What the task requires: Return every line below as is, leaving out the pictures.
***** Task input *****
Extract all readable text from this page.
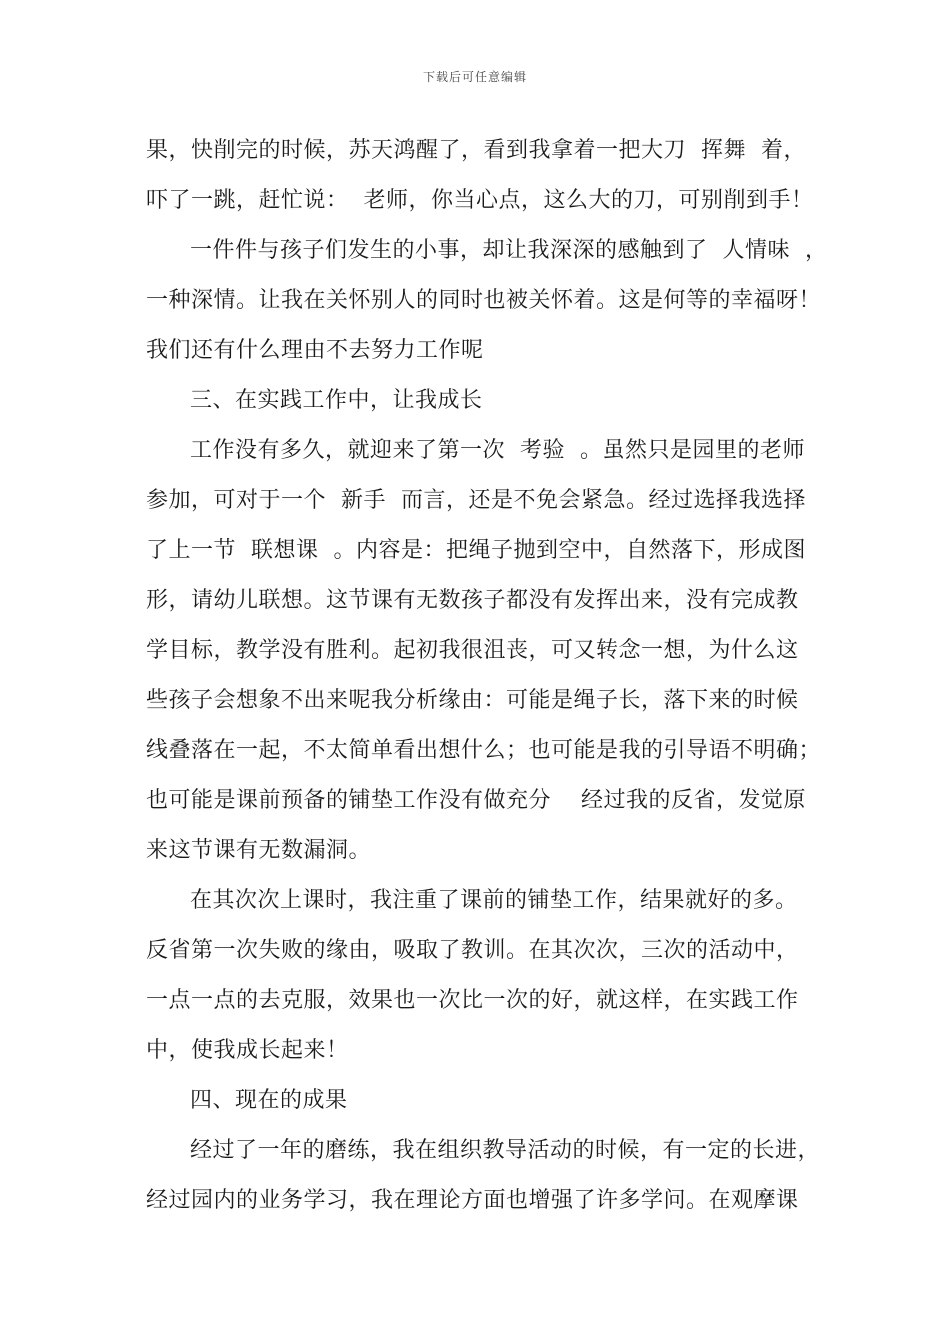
下载后可任意编辑
果，快削完的时候，苏天鸿醒了，看到我拿着一把大刀  挥舞  着，
吓了一跳，赶忙说：  老师，你当心点，这么大的刀，可别削到手！
一件件与孩子们发生的小事，却让我深深的感触到了  人情味  ，
一种深情。让我在关怀别人的同时也被关怀着。这是何等的幸福呀！
我们还有什么理由不去努力工作呢
三、在实践工作中，让我成长
工作没有多久，就迎来了第一次  考验  。虽然只是园里的老师
参加，可对于一个  新手  而言，还是不免会紧急。经过选择我选择
了上一节  联想课  。内容是：把绳子抛到空中，自然落下，形成图
形，请幼儿联想。这节课有无数孩子都没有发挥出来，没有完成教
学目标，教学没有胜利。起初我很沮丧，可又转念一想，为什么这
些孩子会想象不出来呢我分析缘由：可能是绳子长，落下来的时候
线叠落在一起，不太简单看出想什么；也可能是我的引导语不明确；
也可能是课前预备的铺垫工作没有做充分    经过我的反省，发觉原
来这节课有无数漏洞。
在其次次上课时，我注重了课前的铺垫工作，结果就好的多。
反省第一次失败的缘由，吸取了教训。在其次次，三次的活动中，
一点一点的去克服，效果也一次比一次的好，就这样，在实践工作
中，使我成长起来！
四、现在的成果
经过了一年的磨练，我在组织教导活动的时候，有一定的长进，
经过园内的业务学习，我在理论方面也增强了许多学问。在观摩课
*****
Solution for this exercise:
Extract all readable text from this page.
下载后可任意编辑
果，快削完的时候，苏天鸿醒了，看到我拿着一把大刀  挥舞  着，
吓了一跳，赶忙说：  老师，你当心点，这么大的刀，可别削到手！
一件件与孩子们发生的小事，却让我深深的感触到了  人情味  ，
一种深情。让我在关怀别人的同时也被关怀着。这是何等的幸福呀！
我们还有什么理由不去努力工作呢
三、在实践工作中，让我成长
工作没有多久，就迎来了第一次  考验  。虽然只是园里的老师
参加，可对于一个  新手  而言，还是不免会紧急。经过选择我选择
了上一节  联想课  。内容是：把绳子抛到空中，自然落下，形成图
形，请幼儿联想。这节课有无数孩子都没有发挥出来，没有完成教
学目标，教学没有胜利。起初我很沮丧，可又转念一想，为什么这
些孩子会想象不出来呢我分析缘由：可能是绳子长，落下来的时候
线叠落在一起，不太简单看出想什么；也可能是我的引导语不明确；
也可能是课前预备的铺垫工作没有做充分    经过我的反省，发觉原
来这节课有无数漏洞。
在其次次上课时，我注重了课前的铺垫工作，结果就好的多。
反省第一次失败的缘由，吸取了教训。在其次次，三次的活动中，
一点一点的去克服，效果也一次比一次的好，就这样，在实践工作
中，使我成长起来！
四、现在的成果
经过了一年的磨练，我在组织教导活动的时候，有一定的长进，
经过园内的业务学习，我在理论方面也增强了许多学问。在观摩课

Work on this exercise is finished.